Locate each line in the records containing "challenge". Copy it.

(Data entries)
────

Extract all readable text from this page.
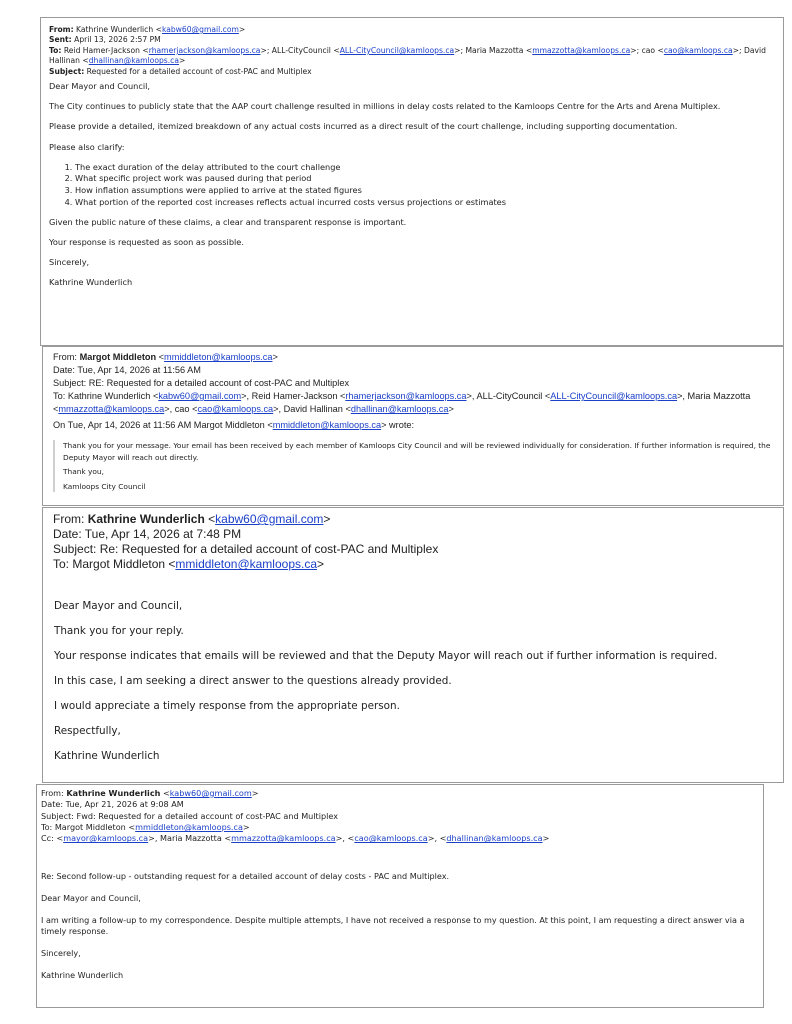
From: Kathrine Wunderlich <kabw60@gmail.com>

Sent: April 13, 2026 2:57 PM

To: Reid Hamer-Jackson <rhamerjackson@kamloops.ca>; ALL-CityCouncil <ALL-CityCouncil@kamloops.ca>; Maria Mazzotta <mmazzotta@kamloops.ca>; cao <cao@kamloops.ca>; David Hallinan <dhallinan@kamloops.ca>

Subject: Requested for a detailed account of cost-PAC and Multiplex

Dear Mayor and Council,

The City continues to publicly state that the AAP court challenge resulted in millions in delay costs related to the Kamloops Centre for the Arts and Arena Multiplex.

Please provide a detailed, itemized breakdown of any actual costs incurred as a direct result of the court challenge, including supporting documentation.

Please also clarify:

1. The exact duration of the delay attributed to the court challenge
2. What specific project work was paused during that period
3. How inflation assumptions were applied to arrive at the stated figures
4. What portion of the reported cost increases reflects actual incurred costs versus projections or estimates

Given the public nature of these claims, a clear and transparent response is important.

Your response is requested as soon as possible.

Sincerely,

Kathrine Wunderlich

From: Margot Middleton <mmiddleton@kamloops.ca>

Date: Tue, Apr 14, 2026 at 11:56 AM

Subject: RE: Requested for a detailed account of cost-PAC and Multiplex

To: Kathrine Wunderlich <kabw60@gmail.com>, Reid Hamer-Jackson <rhamerjackson@kamloops.ca>, ALL-CityCouncil <ALL-CityCouncil@kamloops.ca>, Maria Mazzotta <mmazzotta@kamloops.ca>, cao <cao@kamloops.ca>, David Hallinan <dhallinan@kamloops.ca>

On Tue, Apr 14, 2026 at 11:56 AM Margot Middleton <mmiddleton@kamloops.ca> wrote:

Thank you for your message. Your email has been received by each member of Kamloops City Council and will be reviewed individually for consideration. If further information is required, the Deputy Mayor will reach out directly.

Thank you,

Kamloops City Council

From: Kathrine Wunderlich <kabw60@gmail.com>

Date: Tue, Apr 14, 2026 at 7:48 PM

Subject: Re: Requested for a detailed account of cost-PAC and Multiplex

To: Margot Middleton <mmiddleton@kamloops.ca>

Dear Mayor and Council,

Thank you for your reply.

Your response indicates that emails will be reviewed and that the Deputy Mayor will reach out if further information is required.

In this case, I am seeking a direct answer to the questions already provided.

I would appreciate a timely response from the appropriate person.

Respectfully,

Kathrine Wunderlich

From: Kathrine Wunderlich <kabw60@gmail.com>

Date: Tue, Apr 21, 2026 at 9:08 AM

Subject: Fwd: Requested for a detailed account of cost-PAC and Multiplex

To: Margot Middleton <mmiddleton@kamloops.ca>

Cc: <mayor@kamloops.ca>, Maria Mazzotta <mmazzotta@kamloops.ca>, <cao@kamloops.ca>, <dhallinan@kamloops.ca>

Re: Second follow-up - outstanding request for a detailed account of delay costs - PAC and Multiplex.

Dear Mayor and Council,

I am writing a follow-up to my correspondence. Despite multiple attempts, I have not received a response to my question. At this point, I am requesting a direct answer via a timely response.

Sincerely,

Kathrine Wunderlich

────

• _OUTPUT OF THE EXERCISE_
The City continues to publicly state that the AAP court challenge resulted in millions in delay costs related to the Kamloops Centre for the Arts and Arena Multiplex.
Please provide a detailed, itemized breakdown of any actual costs incurred as a direct result of the court challenge, including supporting documentation.
1. The exact duration of the delay attributed to the court challenge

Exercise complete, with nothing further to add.